Below is a block of records; reproduce all of them exactly and leave out any pictures.

------------------------------------------------------------------------

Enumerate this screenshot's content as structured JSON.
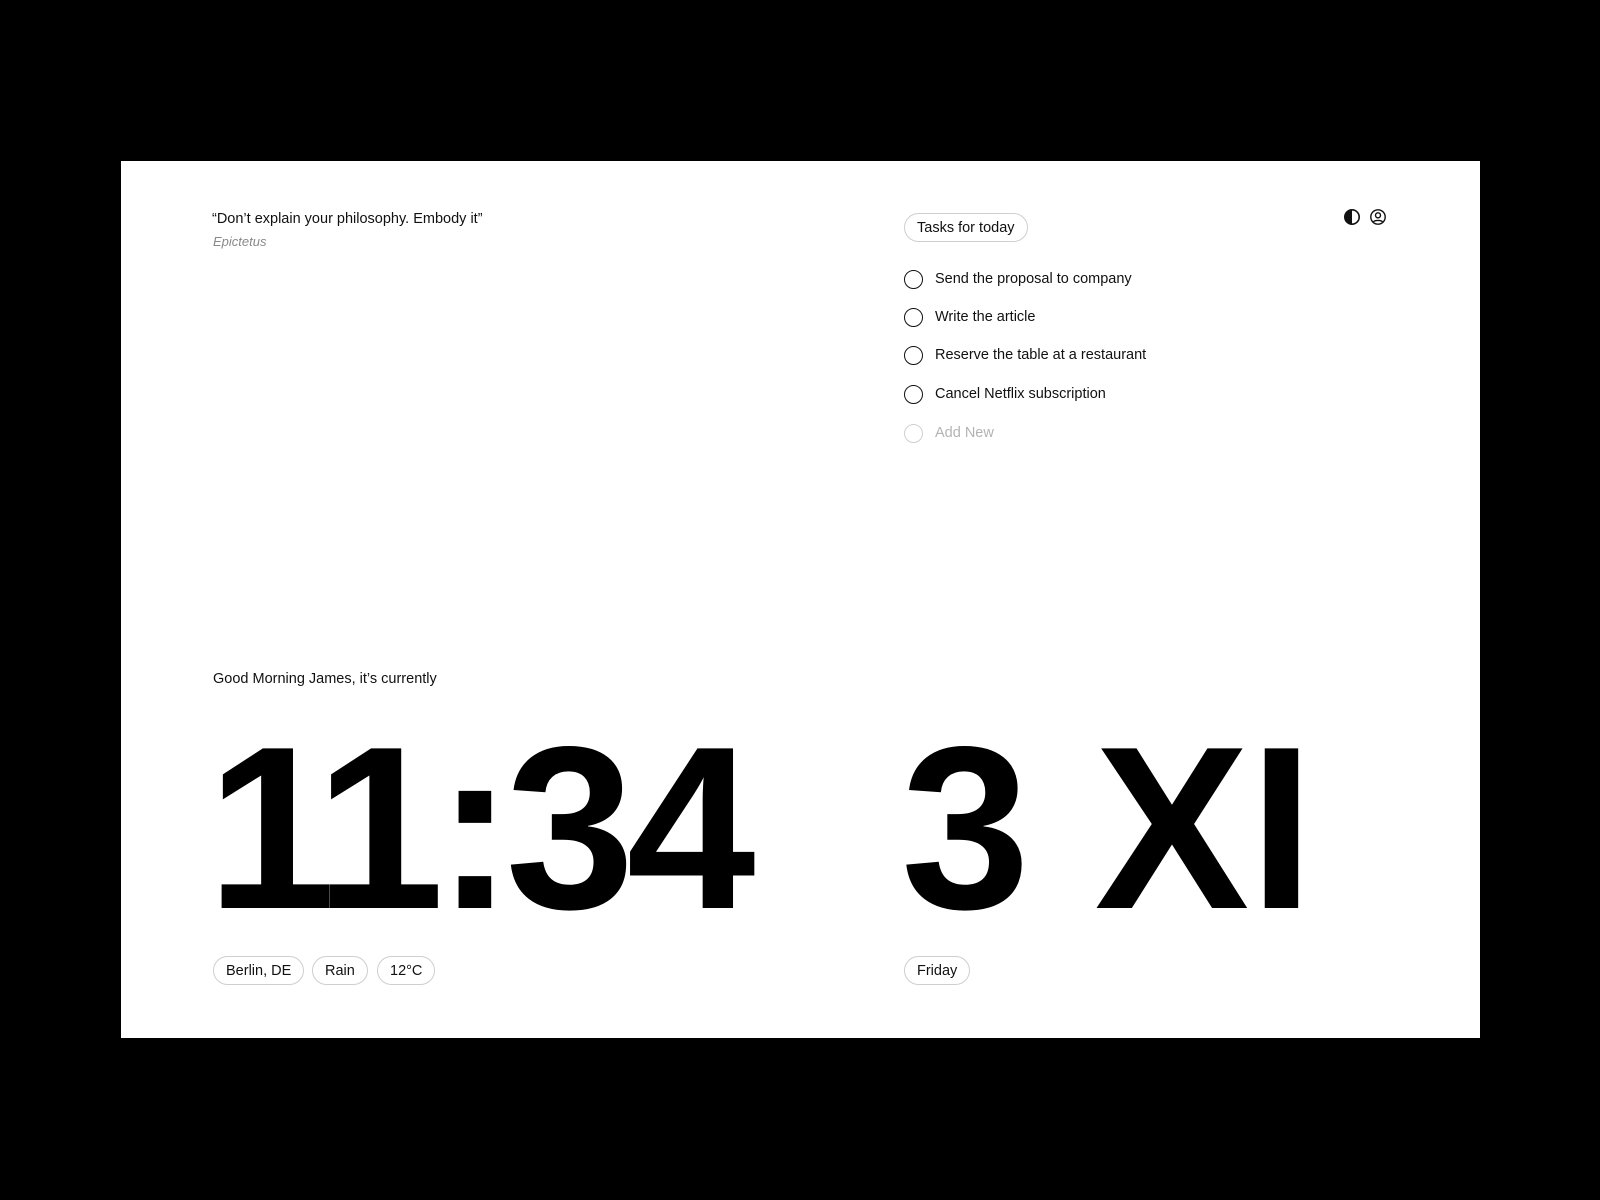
{
  "quote": {
    "text": "“Don’t explain your philosophy. Embody it”",
    "author": "Epictetus"
  },
  "tasks": {
    "title": "Tasks for today",
    "items": [
      {
        "label": "Send the proposal to company"
      },
      {
        "label": "Write the article"
      },
      {
        "label": "Reserve the table at a restaurant"
      },
      {
        "label": "Cancel Netflix subscription"
      }
    ],
    "add_label": "Add New"
  },
  "toolbar": {
    "theme_icon": "contrast-icon",
    "profile_icon": "user-icon"
  },
  "greeting": "Good Morning James, it’s currently",
  "clock": {
    "time": "11:34",
    "date": "3 XI"
  },
  "weather": {
    "location": "Berlin, DE",
    "condition": "Rain",
    "temperature": "12°C"
  },
  "day": "Friday",
  "colors": {
    "background": "#000000",
    "surface": "#ffffff",
    "text": "#111111",
    "muted": "#8a8a8a",
    "border": "#cfcfcf"
  }
}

------------------------------------------------------------------------

Answer in full
Enumerate this screenshot's content as structured JSON.
{
  "quote": {
    "text": "“Don’t explain your philosophy. Embody it”",
    "author": "Epictetus"
  },
  "tasks": {
    "title": "Tasks for today",
    "items": [
      {
        "label": "Send the proposal to company"
      },
      {
        "label": "Write the article"
      },
      {
        "label": "Reserve the table at a restaurant"
      },
      {
        "label": "Cancel Netflix subscription"
      }
    ],
    "add_label": "Add New"
  },
  "toolbar": {
    "theme_icon": "contrast-icon",
    "profile_icon": "user-icon"
  },
  "greeting": "Good Morning James, it’s currently",
  "clock": {
    "time": "11:34",
    "date": "3 XI"
  },
  "weather": {
    "location": "Berlin, DE",
    "condition": "Rain",
    "temperature": "12°C"
  },
  "day": "Friday",
  "colors": {
    "background": "#000000",
    "surface": "#ffffff",
    "text": "#111111",
    "muted": "#8a8a8a",
    "border": "#cfcfcf"
  }
}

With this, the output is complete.